> **AIM**: Return every line of the data below word for word, leaving out the pictures.

> **DATASET ENTRIES**:
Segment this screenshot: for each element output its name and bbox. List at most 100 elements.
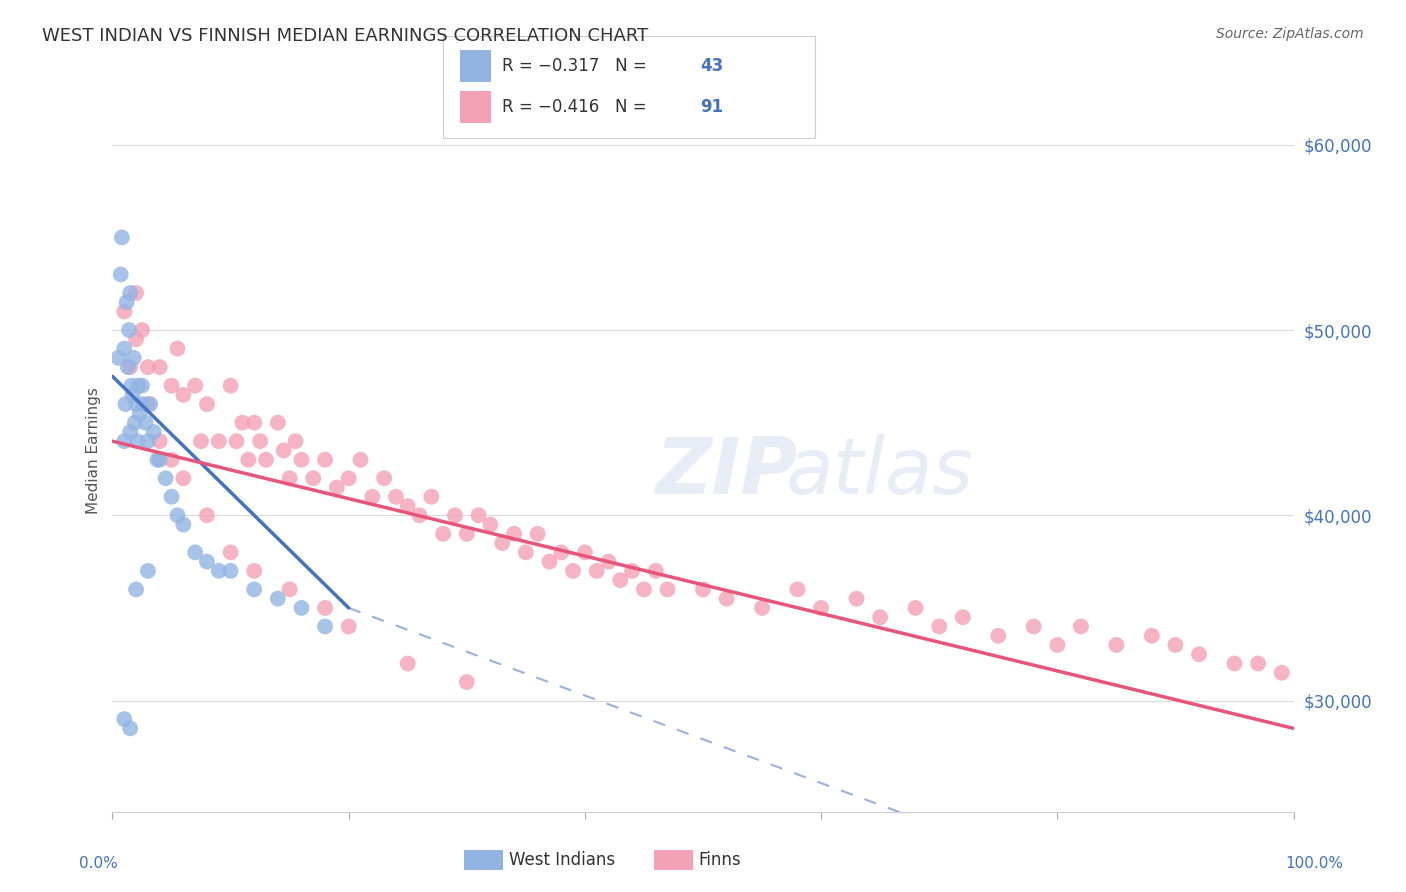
- Text: R = −0.416   N =: R = −0.416 N =: [502, 98, 652, 116]
- Point: [149, 360, 172, 375]
- Text: atlas: atlas: [786, 434, 974, 510]
- Point: [456, 675, 478, 690]
- Point: [112, 434, 135, 449]
- Point: [172, 388, 194, 402]
- Point: [120, 360, 142, 375]
- Point: [987, 629, 1010, 643]
- Point: [125, 332, 148, 346]
- Point: [396, 657, 419, 671]
- Point: [503, 526, 526, 541]
- Point: [112, 304, 135, 318]
- Point: [219, 545, 242, 559]
- Point: [1247, 657, 1270, 671]
- Point: [128, 406, 150, 420]
- Point: [420, 490, 443, 504]
- Point: [190, 434, 212, 449]
- Point: [195, 555, 218, 569]
- Point: [107, 351, 129, 365]
- Point: [408, 508, 430, 523]
- Point: [810, 601, 832, 615]
- Point: [526, 526, 548, 541]
- Point: [585, 564, 607, 578]
- Text: Finns: Finns: [699, 851, 741, 869]
- Point: [254, 452, 277, 467]
- Point: [122, 351, 145, 365]
- Point: [326, 481, 349, 495]
- Point: [609, 573, 631, 587]
- Point: [120, 722, 142, 736]
- Point: [172, 471, 194, 485]
- Point: [1188, 647, 1211, 661]
- Point: [337, 471, 360, 485]
- Point: [110, 268, 132, 282]
- Point: [550, 545, 572, 559]
- Point: [845, 591, 868, 606]
- Point: [1140, 629, 1163, 643]
- Text: 100.0%: 100.0%: [1285, 856, 1344, 871]
- Point: [786, 582, 808, 597]
- Point: [131, 378, 153, 392]
- Point: [184, 545, 207, 559]
- Point: [373, 471, 395, 485]
- Point: [127, 378, 149, 392]
- Point: [125, 582, 148, 597]
- Point: [121, 388, 143, 402]
- Point: [1046, 638, 1069, 652]
- Point: [124, 416, 146, 430]
- Point: [361, 490, 384, 504]
- Text: WEST INDIAN VS FINNISH MEDIAN EARNINGS CORRELATION CHART: WEST INDIAN VS FINNISH MEDIAN EARNINGS C…: [42, 27, 648, 45]
- Point: [314, 601, 336, 615]
- Point: [278, 471, 301, 485]
- Y-axis label: Median Earnings: Median Earnings: [86, 387, 101, 514]
- Point: [155, 471, 177, 485]
- Point: [302, 471, 325, 485]
- Point: [238, 452, 260, 467]
- Point: [385, 490, 408, 504]
- Point: [114, 397, 136, 411]
- Point: [290, 601, 312, 615]
- Point: [904, 601, 927, 615]
- Point: [166, 342, 188, 356]
- Point: [132, 397, 155, 411]
- Point: [928, 619, 950, 633]
- Point: [136, 564, 159, 578]
- Point: [621, 564, 644, 578]
- Point: [146, 452, 169, 467]
- Point: [444, 508, 467, 523]
- Point: [1070, 619, 1092, 633]
- Point: [562, 564, 585, 578]
- Point: [1223, 657, 1246, 671]
- Point: [267, 416, 290, 430]
- Point: [337, 619, 360, 633]
- Point: [1105, 638, 1128, 652]
- Point: [120, 378, 142, 392]
- Point: [249, 434, 271, 449]
- Point: [284, 434, 307, 449]
- Point: [869, 610, 891, 624]
- Point: [267, 591, 290, 606]
- Point: [1022, 619, 1045, 633]
- Point: [574, 545, 596, 559]
- Point: [120, 425, 142, 439]
- Point: [243, 564, 266, 578]
- Point: [160, 452, 183, 467]
- Text: ZIP: ZIP: [655, 434, 797, 510]
- Point: [172, 517, 194, 532]
- Point: [112, 712, 135, 726]
- Point: [273, 443, 295, 458]
- Point: [278, 582, 301, 597]
- Point: [314, 619, 336, 633]
- Point: [515, 545, 537, 559]
- Point: [952, 610, 974, 624]
- Point: [166, 508, 188, 523]
- Point: [136, 434, 159, 449]
- Point: [1164, 638, 1187, 652]
- Point: [136, 360, 159, 375]
- Point: [243, 582, 266, 597]
- Point: [149, 452, 172, 467]
- Point: [118, 323, 141, 337]
- Point: [160, 378, 183, 392]
- Text: 91: 91: [700, 98, 723, 116]
- Point: [195, 397, 218, 411]
- Text: West Indians: West Indians: [509, 851, 614, 869]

> **TASK RESULT**:
Segment this screenshot: for each element output its name and bbox. List at most 100 elements.
- Text: R = −0.416   N =: R = −0.416 N =: [502, 98, 652, 116]
- Point: [149, 360, 172, 375]
- Text: atlas: atlas: [786, 434, 974, 510]
- Point: [456, 675, 478, 690]
- Point: [112, 434, 135, 449]
- Point: [172, 388, 194, 402]
- Point: [120, 360, 142, 375]
- Point: [987, 629, 1010, 643]
- Point: [125, 332, 148, 346]
- Point: [396, 657, 419, 671]
- Point: [503, 526, 526, 541]
- Point: [112, 304, 135, 318]
- Point: [219, 545, 242, 559]
- Point: [1247, 657, 1270, 671]
- Point: [128, 406, 150, 420]
- Point: [420, 490, 443, 504]
- Point: [190, 434, 212, 449]
- Point: [195, 555, 218, 569]
- Point: [107, 351, 129, 365]
- Point: [408, 508, 430, 523]
- Point: [810, 601, 832, 615]
- Point: [526, 526, 548, 541]
- Point: [585, 564, 607, 578]
- Text: Finns: Finns: [699, 851, 741, 869]
- Point: [254, 452, 277, 467]
- Point: [122, 351, 145, 365]
- Point: [326, 481, 349, 495]
- Point: [609, 573, 631, 587]
- Point: [120, 722, 142, 736]
- Point: [172, 471, 194, 485]
- Point: [1188, 647, 1211, 661]
- Point: [337, 471, 360, 485]
- Point: [110, 268, 132, 282]
- Point: [550, 545, 572, 559]
- Point: [845, 591, 868, 606]
- Point: [1140, 629, 1163, 643]
- Text: 100.0%: 100.0%: [1285, 856, 1344, 871]
- Point: [786, 582, 808, 597]
- Point: [131, 378, 153, 392]
- Point: [184, 545, 207, 559]
- Point: [373, 471, 395, 485]
- Point: [127, 378, 149, 392]
- Point: [125, 582, 148, 597]
- Point: [121, 388, 143, 402]
- Point: [1046, 638, 1069, 652]
- Point: [124, 416, 146, 430]
- Point: [361, 490, 384, 504]
- Text: WEST INDIAN VS FINNISH MEDIAN EARNINGS CORRELATION CHART: WEST INDIAN VS FINNISH MEDIAN EARNINGS C…: [42, 27, 648, 45]
- Point: [314, 601, 336, 615]
- Point: [278, 471, 301, 485]
- Y-axis label: Median Earnings: Median Earnings: [86, 387, 101, 514]
- Point: [155, 471, 177, 485]
- Point: [302, 471, 325, 485]
- Point: [238, 452, 260, 467]
- Point: [385, 490, 408, 504]
- Point: [114, 397, 136, 411]
- Point: [290, 601, 312, 615]
- Point: [904, 601, 927, 615]
- Point: [166, 342, 188, 356]
- Point: [132, 397, 155, 411]
- Point: [928, 619, 950, 633]
- Point: [136, 564, 159, 578]
- Point: [621, 564, 644, 578]
- Point: [146, 452, 169, 467]
- Point: [444, 508, 467, 523]
- Point: [1070, 619, 1092, 633]
- Point: [562, 564, 585, 578]
- Point: [1223, 657, 1246, 671]
- Point: [267, 416, 290, 430]
- Point: [337, 619, 360, 633]
- Point: [1105, 638, 1128, 652]
- Point: [120, 378, 142, 392]
- Point: [249, 434, 271, 449]
- Point: [284, 434, 307, 449]
- Point: [869, 610, 891, 624]
- Point: [267, 591, 290, 606]
- Point: [1022, 619, 1045, 633]
- Point: [574, 545, 596, 559]
- Point: [120, 425, 142, 439]
- Point: [243, 564, 266, 578]
- Point: [160, 452, 183, 467]
- Text: ZIP: ZIP: [655, 434, 797, 510]
- Point: [172, 517, 194, 532]
- Point: [112, 712, 135, 726]
- Point: [273, 443, 295, 458]
- Point: [278, 582, 301, 597]
- Point: [314, 619, 336, 633]
- Point: [515, 545, 537, 559]
- Point: [952, 610, 974, 624]
- Point: [166, 508, 188, 523]
- Point: [136, 434, 159, 449]
- Point: [1164, 638, 1187, 652]
- Point: [136, 360, 159, 375]
- Point: [243, 582, 266, 597]
- Point: [149, 452, 172, 467]
- Point: [118, 323, 141, 337]
- Point: [160, 378, 183, 392]
- Text: 91: 91: [700, 98, 723, 116]
- Point: [195, 397, 218, 411]
- Text: West Indians: West Indians: [509, 851, 614, 869]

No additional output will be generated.